Dataset entries:
= = = =

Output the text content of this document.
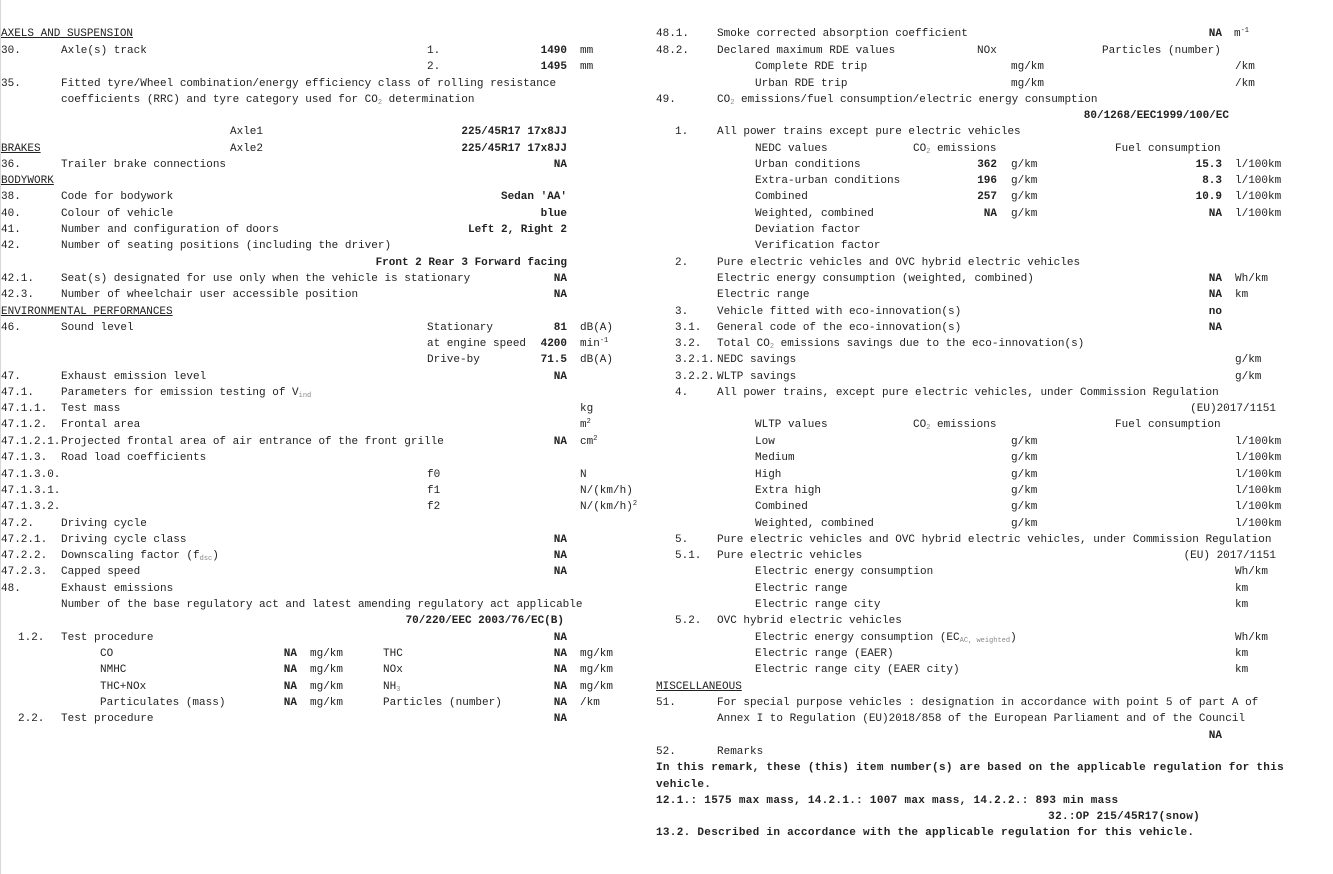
AXELS AND SUSPENSION
30.	Axle(s) track	1.	1490 mm
2.	1495 mm
35.	Fitted tyre/Wheel combination/energy efficiency class of rolling resistance
coefficients (RRC) and tyre category used for $CO_2$ determination
Axle1	225/45R17 17x8JJ
Axle2	225/45R17 17x8JJ
BRAKES
36.	Trailer brake connections	NA
BODYWORK
38.	Code for bodywork	Sedan 'AA'
40.	Colour of vehicle	blue
41.	Number and configuration of doors	Left 2, Right 2
42.	Number of seating positions (including the driver)
Front 2 Rear 3 Forward facing
42.1. Seat(s) designated for use only when the vehicle is stationary	NA
42.3. Number of wheelchair user accessible position	NA
ENVIRONMENTAL PERFORMANCES
46.	Sound level	Stationary	81 dB(A)
at engine speed	4200 $\min^{-1}$
Drive-by	71.5 dB(A)
47.	Exhaust emission level	NA
47.1. Parameters for emission testing of $V_{ind}$
47.1.1. Test mass	kg
47.1.2. Frontal area	$m^2$
47.1.2.1. Projected frontal area of air entrance of the front grille	NA $cm^2$
47.1.3. Road load coefficients
47.1.3.0.	f0	N
47.1.3.1.	f1	N/(km/h)
47.1.3.2.	f2	$N/(km/h)^2$
47.2. Driving cycle
47.2.1. Driving cycle class	NA
47.2.2. Downscaling factor $(f_{dsc})$	NA
47.2.3. Capped speed	NA
48.	Exhaust emissions
Number of the base regulatory act and latest amending regulatory act applicable
70/220/EEC 2003/76/EC(B)
1.2. Test procedure	NA
CO	NA mg/km	THC	NA mg/km
NMHC	NA mg/km	NOx	NA mg/km
THC+NOx	NA mg/km	$NH_3$	NA mg/km
Particulates (mass)	NA mg/km	Particles (number)	NA /km
2.2. Test procedure	NA
48.1.	Smoke corrected absorption coefficient	NA $m^{-1}$
48.2.	Declared maximum RDE values	NOx	Particles (number)
Complete RDE trip	mg/km	/km
Urban RDE trip	mg/km	/km
49.	$CO_2$ emissions/fuel consumption/electric energy consumption
80/1268/EEC1999/100/EC
1.	All power trains except pure electric vehicles
NEDC values	$CO_2$ emissions	Fuel consumption
Urban conditions	362 g/km	15.3 l/100km
Extra-urban conditions	196 g/km	8.3 l/100km
Combined	257 g/km	10.9 l/100km
Weighted, combined	NA g/km	NA l/100km
Deviation factor
Verification factor
2.	Pure electric vehicles and OVC hybrid electric vehicles
Electric energy consumption (weighted, combined)	NA Wh/km
Electric range	NA km
3.	Vehicle fitted with eco-innovation(s)	no
3.1. General code of the eco-innovation(s)	NA
3.2. Total $CO_2$ emissions savings due to the eco-innovation(s)
3.2.1. NEDC savings	g/km
3.2.2. WLTP savings	g/km
4.	All power trains, except pure electric vehicles, under Commission Regulation
(EU)2017/1151
WLTP values	$CO_2$ emissions	Fuel consumption
Low	g/km	l/100km
Medium	g/km	l/100km
High	g/km	l/100km
Extra high	g/km	l/100km
Combined	g/km	l/100km
Weighted, combined	g/km	l/100km
5.	Pure electric vehicles and OVC hybrid electric vehicles, under Commission Regulation
5.1. Pure electric vehicles	(EU) 2017/1151
Electric energy consumption	Wh/km
Electric range	km
Electric range city	km
5.2. OVC hybrid electric vehicles
Electric energy consumption $(EC_{AC, weighted})$	Wh/km
Electric range (EAER)	km
Electric range city (EAER city)	km
MISCELLANEOUS
51.	For special purpose vehicles : designation in accordance with point 5 of part A of
Annex I to Regulation (EU)2018/858 of the European Parliament and of the Council
NA
52.	Remarks
In this remark, these (this) item number(s) are based on the applicable regulation for this
vehicle.
12.1.: 1575 max mass, 14.2.1.: 1007 max mass, 14.2.2.: 893 min mass
32.:OP 215/45R17(snow)
13.2. Described in accordance with the applicable regulation for this vehicle.
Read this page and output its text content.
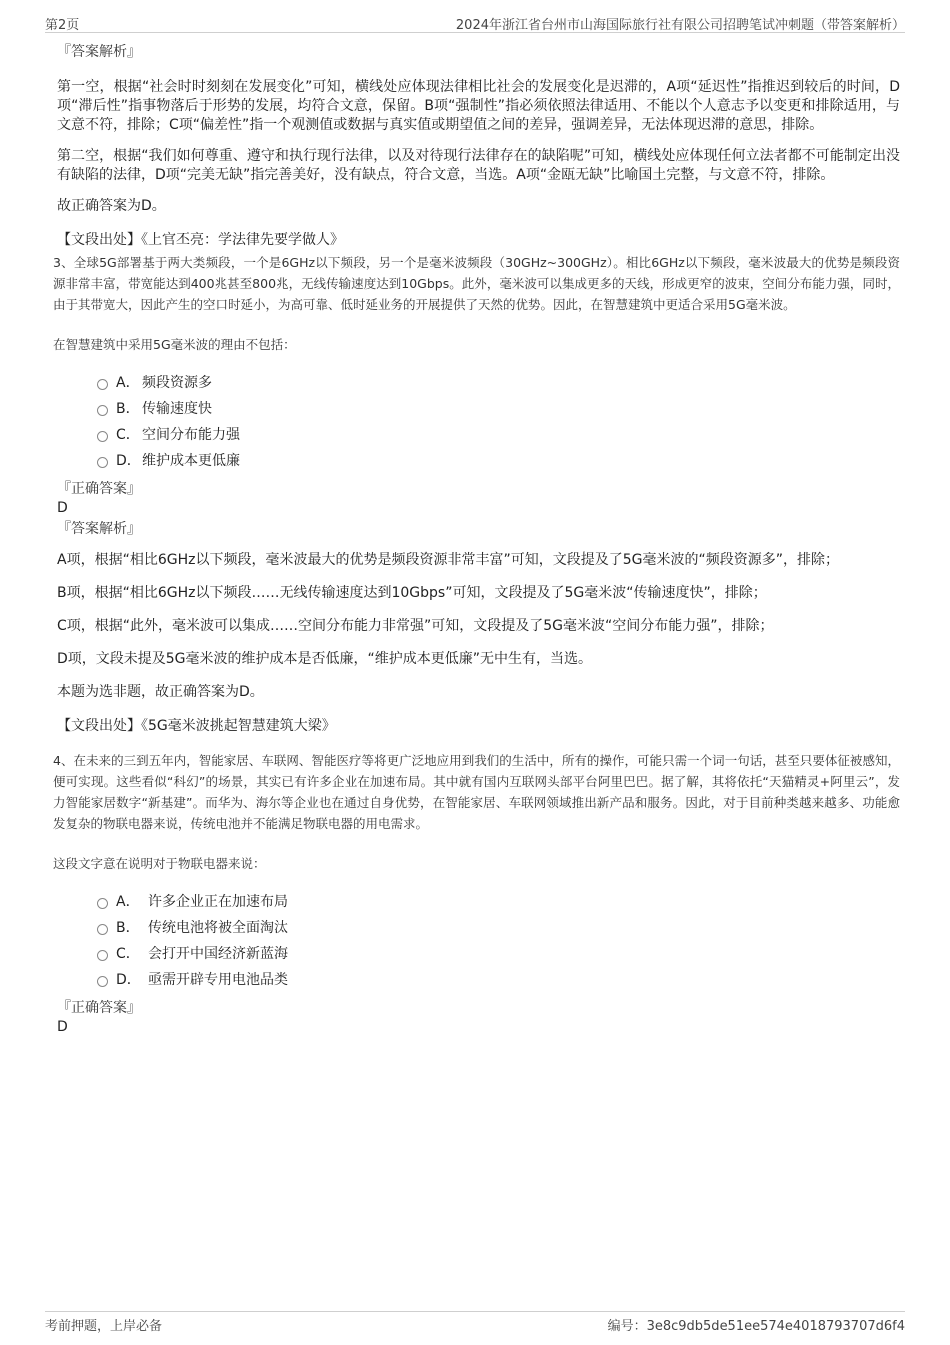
第2页	2024年浙江省台州市山海国际旅行社有限公司招聘笔试冲刺题（带答案解析）

『答案解析』

第一空，根据“社会时时刻刻在发展变化”可知，横线处应体现法律相比社会的发展变化是迟滞的，A项“延迟性”指推迟到较后的时间，D项“滞后性”指事物落后于形势的发展，均符合文意，保留。B项“强制性”指必须依照法律适用、不能以个人意志予以变更和排除适用，与文意不符，排除；C项“偏差性”指一个观测值或数据与真实值或期望值之间的差异，强调差异，无法体现迟滞的意思，排除。

第二空，根据“我们如何尊重、遵守和执行现行法律，以及对待现行法律存在的缺陷呢”可知，横线处应体现任何立法者都不可能制定出没有缺陷的法律，D项“完美无缺”指完善美好，没有缺点，符合文意，当选。A项“金瓯无缺”比喻国土完整，与文意不符，排除。

故正确答案为D。

【文段出处】《上官丕亮：学法律先要学做人》

3、全球5G部署基于两大类频段，一个是6GHz以下频段，另一个是毫米波频段（30GHz~300GHz）。相比6GHz以下频段，毫米波最大的优势是频段资源非常丰富，带宽能达到400兆甚至800兆，无线传输速度达到10Gbps。此外，毫米波可以集成更多的天线，形成更窄的波束，空间分布能力强，同时，由于其带宽大，因此产生的空口时延小，为高可靠、低时延业务的开展提供了天然的优势。因此，在智慧建筑中更适合采用5G毫米波。

在智慧建筑中采用5G毫米波的理由不包括：

A． 频段资源多
B． 传输速度快
C． 空间分布能力强
D． 维护成本更低廉

『正确答案』

D

『答案解析』

A项，根据“相比6GHz以下频段，毫米波最大的优势是频段资源非常丰富”可知，文段提及了5G毫米波的“频段资源多”，排除；

B项，根据“相比6GHz以下频段……无线传输速度达到10Gbps”可知，文段提及了5G毫米波“传输速度快”，排除；

C项，根据“此外，毫米波可以集成……空间分布能力非常强”可知，文段提及了5G毫米波“空间分布能力强”，排除；

D项，文段未提及5G毫米波的维护成本是否低廉，“维护成本更低廉”无中生有，当选。

本题为选非题，故正确答案为D。

【文段出处】《5G毫米波挑起智慧建筑大梁》

4、在未来的三到五年内，智能家居、车联网、智能医疗等将更广泛地应用到我们的生活中，所有的操作，可能只需一个词一句话，甚至只要体征被感知，便可实现。这些看似“科幻”的场景，其实已有许多企业在加速布局。其中就有国内互联网头部平台阿里巴巴。据了解，其将依托“天猫精灵+阿里云”，发力智能家居数字“新基建”。而华为、海尔等企业也在通过自身优势，在智能家居、车联网领域推出新产品和服务。因此，对于目前种类越来越多、功能愈发复杂的物联电器来说，传统电池并不能满足物联电器的用电需求。

这段文字意在说明对于物联电器来说：

A． 许多企业正在加速布局
B． 传统电池将被全面淘汰
C． 会打开中国经济新蓝海
D． 亟需开辟专用电池品类

『正确答案』

D

考前押题，上岸必备	编号：3e8c9db5de51ee574e4018793707d6f4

= = = =

What you should do: Each record above must be returned exactly as written, with its pictures omitted.

Solution to the exercise:
Output the text content of this document.
AXELS AND SUSPENSION
30.	Axle(s) track	1.	1490 mm
2.	1495 mm
35.	Fitted tyre/Wheel combination/energy efficiency class of rolling resistance
coefficients (RRC) and tyre category used for $CO_2$ determination
Axle1	225/45R17 17x8JJ
Axle2	225/45R17 17x8JJ
BRAKES
36.	Trailer brake connections	NA
BODYWORK
38.	Code for bodywork	Sedan 'AA'
40.	Colour of vehicle	blue
41.	Number and configuration of doors	Left 2, Right 2
42.	Number of seating positions (including the driver)
Front 2 Rear 3 Forward facing
42.1. Seat(s) designated for use only when the vehicle is stationary	NA
42.3. Number of wheelchair user accessible position	NA
ENVIRONMENTAL PERFORMANCES
46.	Sound level	Stationary	81 dB(A)
at engine speed	4200 $\min^{-1}$
Drive-by	71.5 dB(A)
47.	Exhaust emission level	NA
47.1. Parameters for emission testing of $V_{ind}$
47.1.1. Test mass	kg
47.1.2. Frontal area	$m^2$
47.1.2.1. Projected frontal area of air entrance of the front grille	NA $cm^2$
47.1.3. Road load coefficients
47.1.3.0.	f0	N
47.1.3.1.	f1	N/(km/h)
47.1.3.2.	f2	$N/(km/h)^2$
47.2. Driving cycle
47.2.1. Driving cycle class	NA
47.2.2. Downscaling factor $(f_{dsc})$	NA
47.2.3. Capped speed	NA
48.	Exhaust emissions
Number of the base regulatory act and latest amending regulatory act applicable
70/220/EEC 2003/76/EC(B)
1.2. Test procedure	NA
CO	NA mg/km	THC	NA mg/km
NMHC	NA mg/km	NOx	NA mg/km
THC+NOx	NA mg/km	$NH_3$	NA mg/km
Particulates (mass)	NA mg/km	Particles (number)	NA /km
2.2. Test procedure	NA
48.1.	Smoke corrected absorption coefficient	NA $m^{-1}$
48.2.	Declared maximum RDE values	NOx	Particles (number)
Complete RDE trip	mg/km	/km
Urban RDE trip	mg/km	/km
49.	$CO_2$ emissions/fuel consumption/electric energy consumption
80/1268/EEC1999/100/EC
1.	All power trains except pure electric vehicles
NEDC values	$CO_2$ emissions	Fuel consumption
Urban conditions	362 g/km	15.3 l/100km
Extra-urban conditions	196 g/km	8.3 l/100km
Combined	257 g/km	10.9 l/100km
Weighted, combined	NA g/km	NA l/100km
Deviation factor
Verification factor
2.	Pure electric vehicles and OVC hybrid electric vehicles
Electric energy consumption (weighted, combined)	NA Wh/km
Electric range	NA km
3.	Vehicle fitted with eco-innovation(s)	no
3.1. General code of the eco-innovation(s)	NA
3.2. Total $CO_2$ emissions savings due to the eco-innovation(s)
3.2.1. NEDC savings	g/km
3.2.2. WLTP savings	g/km
4.	All power trains, except pure electric vehicles, under Commission Regulation
(EU)2017/1151
WLTP values	$CO_2$ emissions	Fuel consumption
Low	g/km	l/100km
Medium	g/km	l/100km
High	g/km	l/100km
Extra high	g/km	l/100km
Combined	g/km	l/100km
Weighted, combined	g/km	l/100km
5.	Pure electric vehicles and OVC hybrid electric vehicles, under Commission Regulation
5.1. Pure electric vehicles	(EU) 2017/1151
Electric energy consumption	Wh/km
Electric range	km
Electric range city	km
5.2. OVC hybrid electric vehicles
Electric energy consumption $(EC_{AC, weighted})$	Wh/km
Electric range (EAER)	km
Electric range city (EAER city)	km
MISCELLANEOUS
51.	For special purpose vehicles : designation in accordance with point 5 of part A of
Annex I to Regulation (EU)2018/858 of the European Parliament and of the Council
NA
52.	Remarks
In this remark, these (this) item number(s) are based on the applicable regulation for this
vehicle.
12.1.: 1575 max mass, 14.2.1.: 1007 max mass, 14.2.2.: 893 min mass
32.:OP 215/45R17(snow)
13.2. Described in accordance with the applicable regulation for this vehicle.
Read this page and output its text content.
第2页	2024年浙江省台州市山海国际旅行社有限公司招聘笔试冲刺题（带答案解析）

『答案解析』

第一空，根据“社会时时刻刻在发展变化”可知，横线处应体现法律相比社会的发展变化是迟滞的，A项“延迟性”指推迟到较后的时间，D项“滞后性”指事物落后于形势的发展，均符合文意，保留。B项“强制性”指必须依照法律适用、不能以个人意志予以变更和排除适用，与文意不符，排除；C项“偏差性”指一个观测值或数据与真实值或期望值之间的差异，强调差异，无法体现迟滞的意思，排除。

第二空，根据“我们如何尊重、遵守和执行现行法律，以及对待现行法律存在的缺陷呢”可知，横线处应体现任何立法者都不可能制定出没有缺陷的法律，D项“完美无缺”指完善美好，没有缺点，符合文意，当选。A项“金瓯无缺”比喻国土完整，与文意不符，排除。

故正确答案为D。

【文段出处】《上官丕亮：学法律先要学做人》

3、全球5G部署基于两大类频段，一个是6GHz以下频段，另一个是毫米波频段（30GHz~300GHz）。相比6GHz以下频段，毫米波最大的优势是频段资源非常丰富，带宽能达到400兆甚至800兆，无线传输速度达到10Gbps。此外，毫米波可以集成更多的天线，形成更窄的波束，空间分布能力强，同时，由于其带宽大，因此产生的空口时延小，为高可靠、低时延业务的开展提供了天然的优势。因此，在智慧建筑中更适合采用5G毫米波。

在智慧建筑中采用5G毫米波的理由不包括：

A． 频段资源多
B． 传输速度快
C． 空间分布能力强
D． 维护成本更低廉

『正确答案』

D

『答案解析』

A项，根据“相比6GHz以下频段，毫米波最大的优势是频段资源非常丰富”可知，文段提及了5G毫米波的“频段资源多”，排除；

B项，根据“相比6GHz以下频段……无线传输速度达到10Gbps”可知，文段提及了5G毫米波“传输速度快”，排除；

C项，根据“此外，毫米波可以集成……空间分布能力非常强”可知，文段提及了5G毫米波“空间分布能力强”，排除；

D项，文段未提及5G毫米波的维护成本是否低廉，“维护成本更低廉”无中生有，当选。

本题为选非题，故正确答案为D。

【文段出处】《5G毫米波挑起智慧建筑大梁》

4、在未来的三到五年内，智能家居、车联网、智能医疗等将更广泛地应用到我们的生活中，所有的操作，可能只需一个词一句话，甚至只要体征被感知，便可实现。这些看似“科幻”的场景，其实已有许多企业在加速布局。其中就有国内互联网头部平台阿里巴巴。据了解，其将依托“天猫精灵+阿里云”，发力智能家居数字“新基建”。而华为、海尔等企业也在通过自身优势，在智能家居、车联网领域推出新产品和服务。因此，对于目前种类越来越多、功能愈发复杂的物联电器来说，传统电池并不能满足物联电器的用电需求。

这段文字意在说明对于物联电器来说：

A． 许多企业正在加速布局
B． 传统电池将被全面淘汰
C． 会打开中国经济新蓝海
D． 亟需开辟专用电池品类

『正确答案』

D

考前押题，上岸必备	编号：3e8c9db5de51ee574e4018793707d6f4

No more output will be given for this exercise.